_Exercise prompt:_
Your task is to copy every line of the records below that contains "just".

___ Record extracts ___

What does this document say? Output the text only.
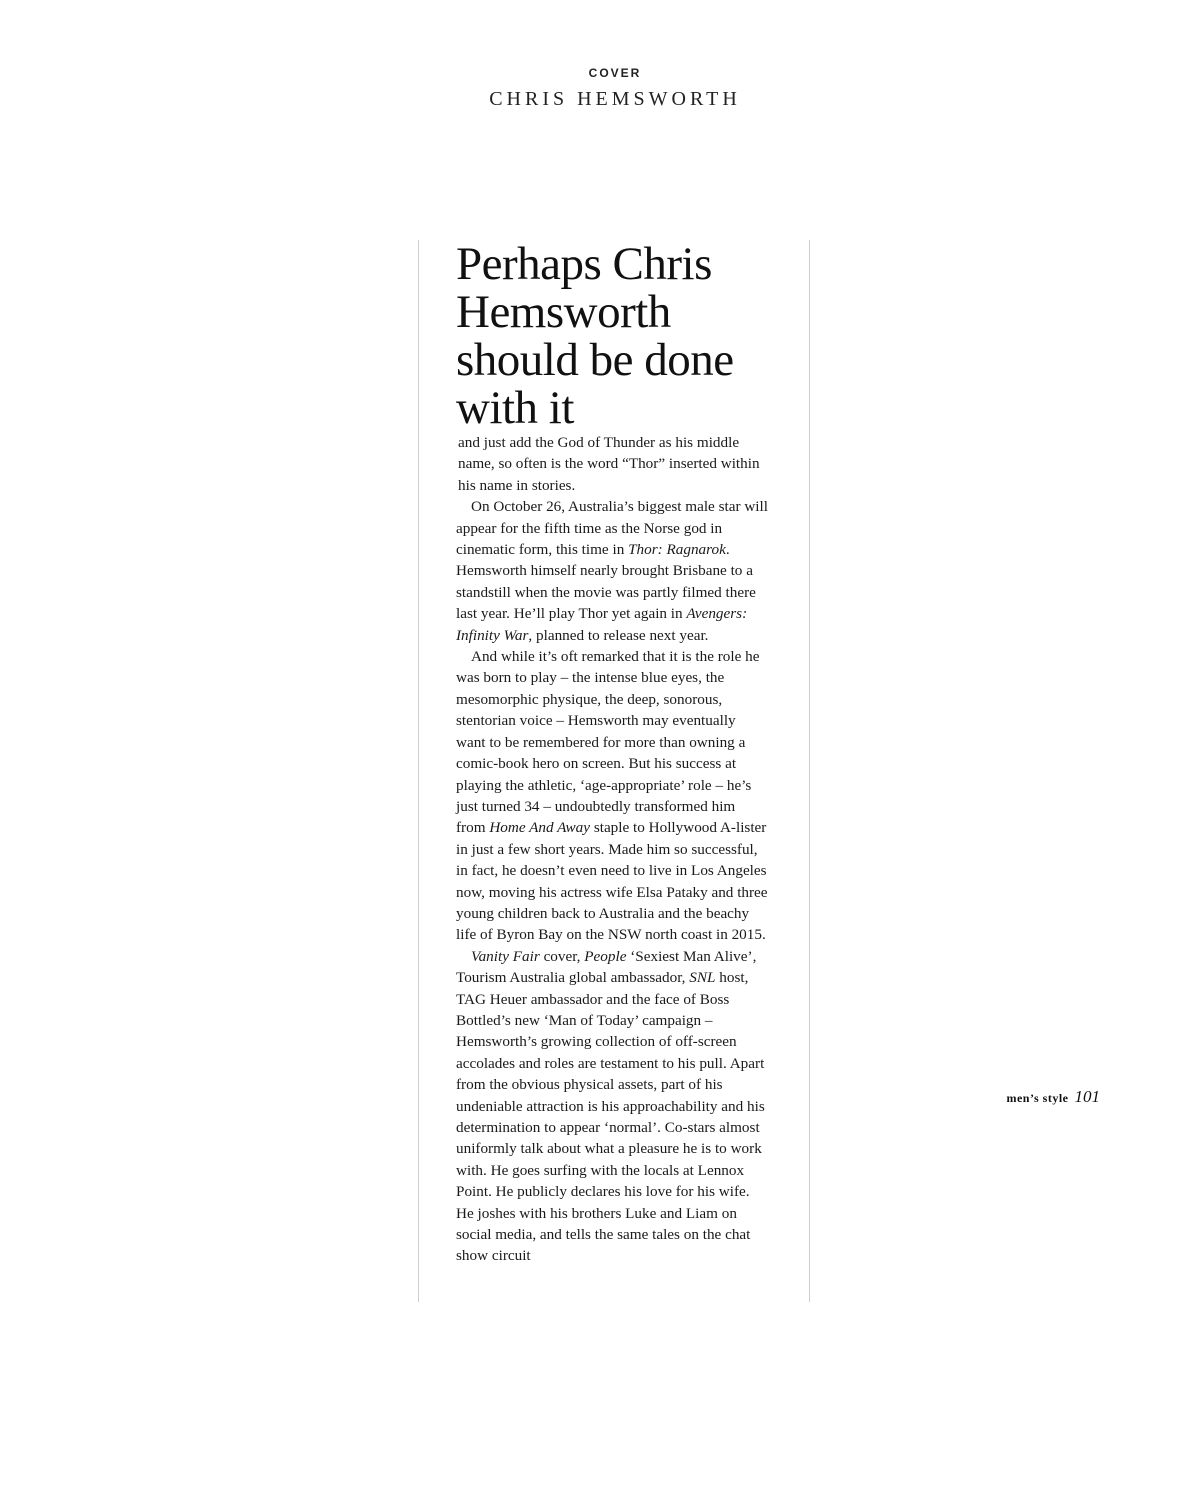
COVER
CHRIS HEMSWORTH
Perhaps Chris Hemsworth should be done with it

and just add the God of Thunder as his middle name, so often is the word “Thor” inserted within his name in stories.

On October 26, Australia’s biggest male star will appear for the fifth time as the Norse god in cinematic form, this time in Thor: Ragnarok. Hemsworth himself nearly brought Brisbane to a standstill when the movie was partly filmed there last year. He’ll play Thor yet again in Avengers: Infinity War, planned to release next year.

And while it’s oft remarked that it is the role he was born to play – the intense blue eyes, the mesomorphic physique, the deep, sonorous, stentorian voice – Hemsworth may eventually want to be remembered for more than owning a comic-book hero on screen. But his success at playing the athletic, ‘age-appropriate’ role – he’s just turned 34 – undoubtedly transformed him from Home And Away staple to Hollywood A-lister in just a few short years. Made him so successful, in fact, he doesn’t even need to live in Los Angeles now, moving his actress wife Elsa Pataky and three young children back to Australia and the beachy life of Byron Bay on the NSW north coast in 2015.

Vanity Fair cover, People ‘Sexiest Man Alive’, Tourism Australia global ambassador, SNL host, TAG Heuer ambassador and the face of Boss Bottled’s new ‘Man of Today’ campaign – Hemsworth’s growing collection of off-screen accolades and roles are testament to his pull. Apart from the obvious physical assets, part of his undeniable attraction is his approachability and his determination to appear ‘normal’. Co-stars almost uniformly talk about what a pleasure he is to work with. He goes surfing with the locals at Lennox Point. He publicly declares his love for his wife. He joshes with his brothers Luke and Liam on social media, and tells the same tales on the chat show circuit

men’s style 101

___

_Solved exercise:_
and just add the God of Thunder as his middle name, so often is the word “Thor” inserted within his name in stories.
And while it’s oft remarked that it is the role he was born to play – the intense blue eyes, the mesomorphic physique, the deep, sonorous, stentorian voice – Hemsworth may eventually want to be remembered for more than owning a comic-book hero on screen. But his success at playing the athletic, ‘age-appropriate’ role – he’s just turned 34 – undoubtedly transformed him from Home And Away staple to Hollywood A-lister in just a few short years. Made him so successful, in fact, he doesn’t even need to live in Los Angeles now, moving his actress wife Elsa Pataky and three young children back to Australia and the beachy life of Byron Bay on the NSW north coast in 2015.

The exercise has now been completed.